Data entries
------------------------------
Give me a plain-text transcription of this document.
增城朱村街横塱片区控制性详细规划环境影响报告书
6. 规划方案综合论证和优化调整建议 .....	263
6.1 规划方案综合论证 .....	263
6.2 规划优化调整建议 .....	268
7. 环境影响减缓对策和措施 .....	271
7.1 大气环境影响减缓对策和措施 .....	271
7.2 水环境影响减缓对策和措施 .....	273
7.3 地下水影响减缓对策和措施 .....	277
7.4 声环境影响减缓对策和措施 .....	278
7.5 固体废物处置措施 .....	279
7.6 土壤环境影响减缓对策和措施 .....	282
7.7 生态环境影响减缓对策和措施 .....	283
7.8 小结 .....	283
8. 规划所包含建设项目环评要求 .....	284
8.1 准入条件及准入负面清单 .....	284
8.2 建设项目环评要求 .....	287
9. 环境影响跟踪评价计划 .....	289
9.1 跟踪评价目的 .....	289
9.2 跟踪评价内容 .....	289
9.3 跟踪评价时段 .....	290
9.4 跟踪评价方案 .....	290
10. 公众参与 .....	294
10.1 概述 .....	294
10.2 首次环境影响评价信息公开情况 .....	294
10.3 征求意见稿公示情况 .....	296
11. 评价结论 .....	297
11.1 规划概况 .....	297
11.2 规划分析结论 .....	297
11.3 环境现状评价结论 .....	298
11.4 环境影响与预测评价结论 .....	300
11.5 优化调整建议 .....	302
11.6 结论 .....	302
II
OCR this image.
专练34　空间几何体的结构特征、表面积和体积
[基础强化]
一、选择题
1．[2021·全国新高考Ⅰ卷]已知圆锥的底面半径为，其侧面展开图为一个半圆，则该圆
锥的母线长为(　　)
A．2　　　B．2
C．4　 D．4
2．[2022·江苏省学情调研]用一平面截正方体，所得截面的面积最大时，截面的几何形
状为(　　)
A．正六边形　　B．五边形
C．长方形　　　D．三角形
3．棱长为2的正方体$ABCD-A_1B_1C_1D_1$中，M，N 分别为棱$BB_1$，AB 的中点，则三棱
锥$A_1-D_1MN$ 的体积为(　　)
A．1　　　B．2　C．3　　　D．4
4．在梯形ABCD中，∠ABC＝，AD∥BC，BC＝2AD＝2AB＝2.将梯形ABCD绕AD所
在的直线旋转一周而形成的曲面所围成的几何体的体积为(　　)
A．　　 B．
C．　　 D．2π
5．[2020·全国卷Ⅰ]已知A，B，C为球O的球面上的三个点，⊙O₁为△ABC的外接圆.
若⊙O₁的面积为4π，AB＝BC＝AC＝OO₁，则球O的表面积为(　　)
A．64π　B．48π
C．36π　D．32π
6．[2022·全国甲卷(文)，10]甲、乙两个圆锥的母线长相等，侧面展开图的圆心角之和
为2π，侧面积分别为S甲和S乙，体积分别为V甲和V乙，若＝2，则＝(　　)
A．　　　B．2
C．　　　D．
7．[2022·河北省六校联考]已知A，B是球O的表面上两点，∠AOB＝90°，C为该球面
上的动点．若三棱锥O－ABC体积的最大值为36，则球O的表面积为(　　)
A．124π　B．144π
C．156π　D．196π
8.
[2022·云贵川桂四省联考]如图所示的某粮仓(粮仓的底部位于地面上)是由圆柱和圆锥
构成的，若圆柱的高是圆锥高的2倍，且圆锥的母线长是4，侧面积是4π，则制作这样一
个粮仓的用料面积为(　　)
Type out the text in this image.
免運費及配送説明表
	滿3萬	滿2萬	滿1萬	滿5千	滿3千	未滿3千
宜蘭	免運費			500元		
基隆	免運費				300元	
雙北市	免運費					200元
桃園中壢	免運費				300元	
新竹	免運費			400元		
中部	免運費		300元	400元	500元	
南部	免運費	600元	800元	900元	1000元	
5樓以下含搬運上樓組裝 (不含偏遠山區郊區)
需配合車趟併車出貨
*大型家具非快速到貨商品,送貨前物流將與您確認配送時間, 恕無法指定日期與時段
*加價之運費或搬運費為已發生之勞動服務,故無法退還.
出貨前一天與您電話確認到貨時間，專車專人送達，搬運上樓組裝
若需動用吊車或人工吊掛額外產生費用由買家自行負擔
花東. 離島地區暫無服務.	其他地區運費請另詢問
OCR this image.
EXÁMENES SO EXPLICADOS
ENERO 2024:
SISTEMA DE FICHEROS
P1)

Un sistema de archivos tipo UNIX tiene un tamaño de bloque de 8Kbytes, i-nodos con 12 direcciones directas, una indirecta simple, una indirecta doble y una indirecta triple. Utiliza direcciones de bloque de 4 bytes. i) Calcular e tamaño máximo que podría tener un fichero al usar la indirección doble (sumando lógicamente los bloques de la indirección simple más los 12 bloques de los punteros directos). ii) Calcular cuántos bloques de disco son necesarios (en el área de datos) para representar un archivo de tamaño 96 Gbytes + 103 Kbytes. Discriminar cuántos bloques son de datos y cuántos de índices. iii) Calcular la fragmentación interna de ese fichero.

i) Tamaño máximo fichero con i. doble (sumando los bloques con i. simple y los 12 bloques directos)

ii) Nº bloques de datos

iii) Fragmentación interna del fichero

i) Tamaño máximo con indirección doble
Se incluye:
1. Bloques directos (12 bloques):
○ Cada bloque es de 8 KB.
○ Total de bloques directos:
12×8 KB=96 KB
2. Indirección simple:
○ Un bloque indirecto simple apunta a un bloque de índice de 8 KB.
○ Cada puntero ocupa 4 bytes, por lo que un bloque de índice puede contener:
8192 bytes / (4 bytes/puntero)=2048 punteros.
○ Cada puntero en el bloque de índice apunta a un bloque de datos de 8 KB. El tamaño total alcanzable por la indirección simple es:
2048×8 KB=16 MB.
------------------------------
» What the exercise asks: Produce an exact copy of every entry above.

» Result of this task:
Give me a plain-text transcription of this document.
增城朱村街横塱片区控制性详细规划环境影响报告书
6. 规划方案综合论证和优化调整建议 .....	263
6.1 规划方案综合论证 .....	263
6.2 规划优化调整建议 .....	268
7. 环境影响减缓对策和措施 .....	271
7.1 大气环境影响减缓对策和措施 .....	271
7.2 水环境影响减缓对策和措施 .....	273
7.3 地下水影响减缓对策和措施 .....	277
7.4 声环境影响减缓对策和措施 .....	278
7.5 固体废物处置措施 .....	279
7.6 土壤环境影响减缓对策和措施 .....	282
7.7 生态环境影响减缓对策和措施 .....	283
7.8 小结 .....	283
8. 规划所包含建设项目环评要求 .....	284
8.1 准入条件及准入负面清单 .....	284
8.2 建设项目环评要求 .....	287
9. 环境影响跟踪评价计划 .....	289
9.1 跟踪评价目的 .....	289
9.2 跟踪评价内容 .....	289
9.3 跟踪评价时段 .....	290
9.4 跟踪评价方案 .....	290
10. 公众参与 .....	294
10.1 概述 .....	294
10.2 首次环境影响评价信息公开情况 .....	294
10.3 征求意见稿公示情况 .....	296
11. 评价结论 .....	297
11.1 规划概况 .....	297
11.2 规划分析结论 .....	297
11.3 环境现状评价结论 .....	298
11.4 环境影响与预测评价结论 .....	300
11.5 优化调整建议 .....	302
11.6 结论 .....	302
II
OCR this image.
专练34　空间几何体的结构特征、表面积和体积
[基础强化]
一、选择题
1．[2021·全国新高考Ⅰ卷]已知圆锥的底面半径为，其侧面展开图为一个半圆，则该圆
锥的母线长为(　　)
A．2　　　B．2
C．4　 D．4
2．[2022·江苏省学情调研]用一平面截正方体，所得截面的面积最大时，截面的几何形
状为(　　)
A．正六边形　　B．五边形
C．长方形　　　D．三角形
3．棱长为2的正方体$ABCD-A_1B_1C_1D_1$中，M，N 分别为棱$BB_1$，AB 的中点，则三棱
锥$A_1-D_1MN$ 的体积为(　　)
A．1　　　B．2　C．3　　　D．4
4．在梯形ABCD中，∠ABC＝，AD∥BC，BC＝2AD＝2AB＝2.将梯形ABCD绕AD所
在的直线旋转一周而形成的曲面所围成的几何体的体积为(　　)
A．　　 B．
C．　　 D．2π
5．[2020·全国卷Ⅰ]已知A，B，C为球O的球面上的三个点，⊙O₁为△ABC的外接圆.
若⊙O₁的面积为4π，AB＝BC＝AC＝OO₁，则球O的表面积为(　　)
A．64π　B．48π
C．36π　D．32π
6．[2022·全国甲卷(文)，10]甲、乙两个圆锥的母线长相等，侧面展开图的圆心角之和
为2π，侧面积分别为S甲和S乙，体积分别为V甲和V乙，若＝2，则＝(　　)
A．　　　B．2
C．　　　D．
7．[2022·河北省六校联考]已知A，B是球O的表面上两点，∠AOB＝90°，C为该球面
上的动点．若三棱锥O－ABC体积的最大值为36，则球O的表面积为(　　)
A．124π　B．144π
C．156π　D．196π
8.
[2022·云贵川桂四省联考]如图所示的某粮仓(粮仓的底部位于地面上)是由圆柱和圆锥
构成的，若圆柱的高是圆锥高的2倍，且圆锥的母线长是4，侧面积是4π，则制作这样一
个粮仓的用料面积为(　　)
Type out the text in this image.
免運費及配送説明表
	滿3萬	滿2萬	滿1萬	滿5千	滿3千	未滿3千
宜蘭	免運費			500元		
基隆	免運費				300元	
雙北市	免運費					200元
桃園中壢	免運費				300元	
新竹	免運費			400元		
中部	免運費		300元	400元	500元	
南部	免運費	600元	800元	900元	1000元	
5樓以下含搬運上樓組裝 (不含偏遠山區郊區)
需配合車趟併車出貨
*大型家具非快速到貨商品,送貨前物流將與您確認配送時間, 恕無法指定日期與時段
*加價之運費或搬運費為已發生之勞動服務,故無法退還.
出貨前一天與您電話確認到貨時間，專車專人送達，搬運上樓組裝
若需動用吊車或人工吊掛額外產生費用由買家自行負擔
花東. 離島地區暫無服務.	其他地區運費請另詢問
OCR this image.
EXÁMENES SO EXPLICADOS
ENERO 2024:
SISTEMA DE FICHEROS
P1)

Un sistema de archivos tipo UNIX tiene un tamaño de bloque de 8Kbytes, i-nodos con 12 direcciones directas, una indirecta simple, una indirecta doble y una indirecta triple. Utiliza direcciones de bloque de 4 bytes. i) Calcular e tamaño máximo que podría tener un fichero al usar la indirección doble (sumando lógicamente los bloques de la indirección simple más los 12 bloques de los punteros directos). ii) Calcular cuántos bloques de disco son necesarios (en el área de datos) para representar un archivo de tamaño 96 Gbytes + 103 Kbytes. Discriminar cuántos bloques son de datos y cuántos de índices. iii) Calcular la fragmentación interna de ese fichero.

i) Tamaño máximo fichero con i. doble (sumando los bloques con i. simple y los 12 bloques directos)

ii) Nº bloques de datos

iii) Fragmentación interna del fichero

i) Tamaño máximo con indirección doble
Se incluye:
1. Bloques directos (12 bloques):
○ Cada bloque es de 8 KB.
○ Total de bloques directos:
12×8 KB=96 KB
2. Indirección simple:
○ Un bloque indirecto simple apunta a un bloque de índice de 8 KB.
○ Cada puntero ocupa 4 bytes, por lo que un bloque de índice puede contener:
8192 bytes / (4 bytes/puntero)=2048 punteros.
○ Cada puntero en el bloque de índice apunta a un bloque de datos de 8 KB. El tamaño total alcanzable por la indirección simple es:
2048×8 KB=16 MB.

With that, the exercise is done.